Stored entries:

— Start —

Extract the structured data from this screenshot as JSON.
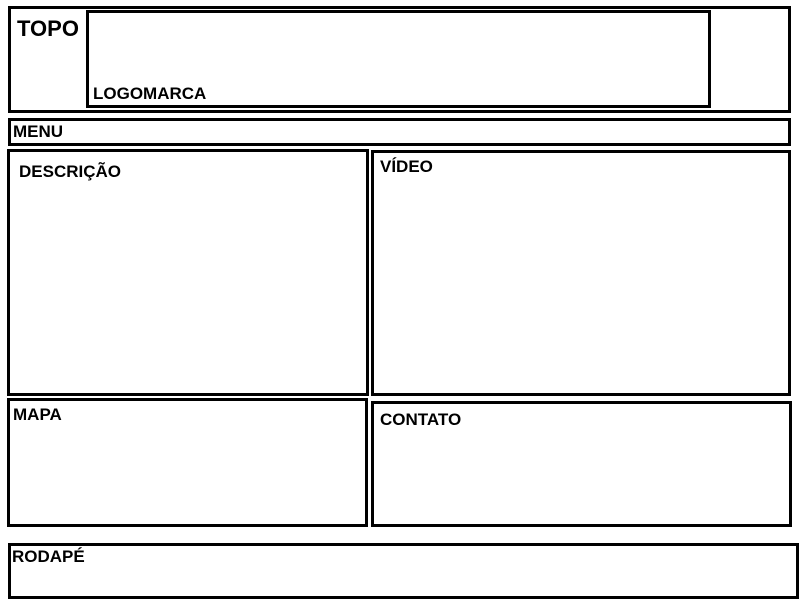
{
  "wireframe": {
    "topo": "TOPO",
    "logomarca": "LOGOMARCA",
    "menu": "MENU",
    "descricao": "DESCRIÇÃO",
    "video": "VÍDEO",
    "mapa": "MAPA",
    "contato": "CONTATO",
    "rodape": "RODAPÉ"
  }
}
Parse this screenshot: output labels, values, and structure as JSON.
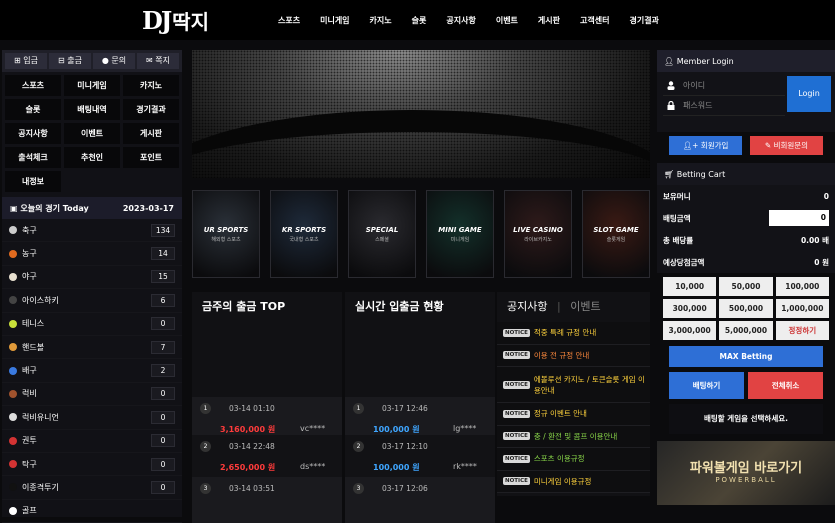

— End —

What is required: Take the listing and print it again exactly, but without any pictures.

Response below:
Extract the structured data from this screenshot as JSON.
{
  "wireframe": {
    "topo": "TOPO",
    "logomarca": "LOGOMARCA",
    "menu": "MENU",
    "descricao": "DESCRIÇÃO",
    "video": "VÍDEO",
    "mapa": "MAPA",
    "contato": "CONTATO",
    "rodape": "RODAPÉ"
  }
}
Parse this screenshot: output labels, values, and structure as JSON.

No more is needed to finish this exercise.